- **The exercise**
Repeat, without any change, the entries presented below.

- **Stored items from a collection**

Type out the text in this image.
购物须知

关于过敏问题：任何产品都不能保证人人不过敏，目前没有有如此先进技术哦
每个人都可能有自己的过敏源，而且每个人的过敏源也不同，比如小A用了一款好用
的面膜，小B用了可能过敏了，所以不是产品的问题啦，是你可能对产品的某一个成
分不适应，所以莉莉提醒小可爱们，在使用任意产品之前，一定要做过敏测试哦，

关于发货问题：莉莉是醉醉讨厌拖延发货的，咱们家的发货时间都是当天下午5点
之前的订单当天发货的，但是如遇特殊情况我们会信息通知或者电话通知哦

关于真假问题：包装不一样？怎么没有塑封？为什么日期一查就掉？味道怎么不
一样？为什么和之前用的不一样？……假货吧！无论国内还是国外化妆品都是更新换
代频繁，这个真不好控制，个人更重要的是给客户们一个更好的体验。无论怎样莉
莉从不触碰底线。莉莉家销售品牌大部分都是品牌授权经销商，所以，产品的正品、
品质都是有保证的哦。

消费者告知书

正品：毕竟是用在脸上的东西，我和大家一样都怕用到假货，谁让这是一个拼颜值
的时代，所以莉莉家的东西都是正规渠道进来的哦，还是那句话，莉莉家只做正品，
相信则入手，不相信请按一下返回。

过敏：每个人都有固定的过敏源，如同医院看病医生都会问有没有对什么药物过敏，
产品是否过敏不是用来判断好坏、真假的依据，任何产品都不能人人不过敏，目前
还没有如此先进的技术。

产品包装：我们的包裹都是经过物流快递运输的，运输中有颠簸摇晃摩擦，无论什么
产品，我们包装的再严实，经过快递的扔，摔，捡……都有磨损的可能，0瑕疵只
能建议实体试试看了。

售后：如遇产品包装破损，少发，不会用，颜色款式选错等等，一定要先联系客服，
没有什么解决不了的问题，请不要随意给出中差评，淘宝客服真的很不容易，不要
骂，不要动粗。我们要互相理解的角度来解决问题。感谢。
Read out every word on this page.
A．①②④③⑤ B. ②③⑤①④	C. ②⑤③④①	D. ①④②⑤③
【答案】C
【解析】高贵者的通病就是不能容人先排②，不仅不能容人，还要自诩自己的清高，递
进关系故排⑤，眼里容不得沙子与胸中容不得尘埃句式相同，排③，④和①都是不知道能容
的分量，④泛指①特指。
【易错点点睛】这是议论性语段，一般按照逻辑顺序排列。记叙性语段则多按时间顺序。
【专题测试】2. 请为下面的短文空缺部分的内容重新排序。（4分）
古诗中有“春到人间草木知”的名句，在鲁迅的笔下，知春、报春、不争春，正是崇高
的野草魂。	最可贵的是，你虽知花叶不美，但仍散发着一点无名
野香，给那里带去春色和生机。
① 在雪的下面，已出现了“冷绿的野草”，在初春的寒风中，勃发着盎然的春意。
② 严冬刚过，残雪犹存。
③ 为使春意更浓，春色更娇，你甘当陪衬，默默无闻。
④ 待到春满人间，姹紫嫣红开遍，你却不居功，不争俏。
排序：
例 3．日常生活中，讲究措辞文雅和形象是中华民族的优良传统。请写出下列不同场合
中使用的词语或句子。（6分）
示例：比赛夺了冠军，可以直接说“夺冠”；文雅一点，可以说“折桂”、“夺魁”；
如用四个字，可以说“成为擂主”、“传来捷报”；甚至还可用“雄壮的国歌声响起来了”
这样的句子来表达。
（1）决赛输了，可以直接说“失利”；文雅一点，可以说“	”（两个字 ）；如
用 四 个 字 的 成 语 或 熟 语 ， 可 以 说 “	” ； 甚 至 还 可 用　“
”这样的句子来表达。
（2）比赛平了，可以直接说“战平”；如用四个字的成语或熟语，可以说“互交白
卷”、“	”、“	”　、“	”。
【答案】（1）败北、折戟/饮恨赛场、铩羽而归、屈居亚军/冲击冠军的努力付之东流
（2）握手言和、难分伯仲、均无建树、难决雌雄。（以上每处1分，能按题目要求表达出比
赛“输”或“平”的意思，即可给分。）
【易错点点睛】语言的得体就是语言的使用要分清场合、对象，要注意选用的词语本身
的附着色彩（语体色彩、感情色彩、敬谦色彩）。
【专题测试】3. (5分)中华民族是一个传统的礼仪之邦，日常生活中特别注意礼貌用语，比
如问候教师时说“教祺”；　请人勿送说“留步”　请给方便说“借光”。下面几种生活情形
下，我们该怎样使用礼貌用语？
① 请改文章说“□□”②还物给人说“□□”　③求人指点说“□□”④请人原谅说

- **Solution to the exercise**
Type out the text in this image.
购物须知

关于过敏问题：任何产品都不能保证人人不过敏，目前没有有如此先进技术哦
每个人都可能有自己的过敏源，而且每个人的过敏源也不同，比如小A用了一款好用
的面膜，小B用了可能过敏了，所以不是产品的问题啦，是你可能对产品的某一个成
分不适应，所以莉莉提醒小可爱们，在使用任意产品之前，一定要做过敏测试哦，

关于发货问题：莉莉是醉醉讨厌拖延发货的，咱们家的发货时间都是当天下午5点
之前的订单当天发货的，但是如遇特殊情况我们会信息通知或者电话通知哦

关于真假问题：包装不一样？怎么没有塑封？为什么日期一查就掉？味道怎么不
一样？为什么和之前用的不一样？……假货吧！无论国内还是国外化妆品都是更新换
代频繁，这个真不好控制，个人更重要的是给客户们一个更好的体验。无论怎样莉
莉从不触碰底线。莉莉家销售品牌大部分都是品牌授权经销商，所以，产品的正品、
品质都是有保证的哦。

消费者告知书

正品：毕竟是用在脸上的东西，我和大家一样都怕用到假货，谁让这是一个拼颜值
的时代，所以莉莉家的东西都是正规渠道进来的哦，还是那句话，莉莉家只做正品，
相信则入手，不相信请按一下返回。

过敏：每个人都有固定的过敏源，如同医院看病医生都会问有没有对什么药物过敏，
产品是否过敏不是用来判断好坏、真假的依据，任何产品都不能人人不过敏，目前
还没有如此先进的技术。

产品包装：我们的包裹都是经过物流快递运输的，运输中有颠簸摇晃摩擦，无论什么
产品，我们包装的再严实，经过快递的扔，摔，捡……都有磨损的可能，0瑕疵只
能建议实体试试看了。

售后：如遇产品包装破损，少发，不会用，颜色款式选错等等，一定要先联系客服，
没有什么解决不了的问题，请不要随意给出中差评，淘宝客服真的很不容易，不要
骂，不要动粗。我们要互相理解的角度来解决问题。感谢。
Read out every word on this page.
A．①②④③⑤ B. ②③⑤①④	C. ②⑤③④①	D. ①④②⑤③
【答案】C
【解析】高贵者的通病就是不能容人先排②，不仅不能容人，还要自诩自己的清高，递
进关系故排⑤，眼里容不得沙子与胸中容不得尘埃句式相同，排③，④和①都是不知道能容
的分量，④泛指①特指。
【易错点点睛】这是议论性语段，一般按照逻辑顺序排列。记叙性语段则多按时间顺序。
【专题测试】2. 请为下面的短文空缺部分的内容重新排序。（4分）
古诗中有“春到人间草木知”的名句，在鲁迅的笔下，知春、报春、不争春，正是崇高
的野草魂。	最可贵的是，你虽知花叶不美，但仍散发着一点无名
野香，给那里带去春色和生机。
① 在雪的下面，已出现了“冷绿的野草”，在初春的寒风中，勃发着盎然的春意。
② 严冬刚过，残雪犹存。
③ 为使春意更浓，春色更娇，你甘当陪衬，默默无闻。
④ 待到春满人间，姹紫嫣红开遍，你却不居功，不争俏。
排序：
例 3．日常生活中，讲究措辞文雅和形象是中华民族的优良传统。请写出下列不同场合
中使用的词语或句子。（6分）
示例：比赛夺了冠军，可以直接说“夺冠”；文雅一点，可以说“折桂”、“夺魁”；
如用四个字，可以说“成为擂主”、“传来捷报”；甚至还可用“雄壮的国歌声响起来了”
这样的句子来表达。
（1）决赛输了，可以直接说“失利”；文雅一点，可以说“	”（两个字 ）；如
用 四 个 字 的 成 语 或 熟 语 ， 可 以 说 “	” ； 甚 至 还 可 用　“
”这样的句子来表达。
（2）比赛平了，可以直接说“战平”；如用四个字的成语或熟语，可以说“互交白
卷”、“	”、“	”　、“	”。
【答案】（1）败北、折戟/饮恨赛场、铩羽而归、屈居亚军/冲击冠军的努力付之东流
（2）握手言和、难分伯仲、均无建树、难决雌雄。（以上每处1分，能按题目要求表达出比
赛“输”或“平”的意思，即可给分。）
【易错点点睛】语言的得体就是语言的使用要分清场合、对象，要注意选用的词语本身
的附着色彩（语体色彩、感情色彩、敬谦色彩）。
【专题测试】3. (5分)中华民族是一个传统的礼仪之邦，日常生活中特别注意礼貌用语，比
如问候教师时说“教祺”；　请人勿送说“留步”　请给方便说“借光”。下面几种生活情形
下，我们该怎样使用礼貌用语？
① 请改文章说“□□”②还物给人说“□□”　③求人指点说“□□”④请人原谅说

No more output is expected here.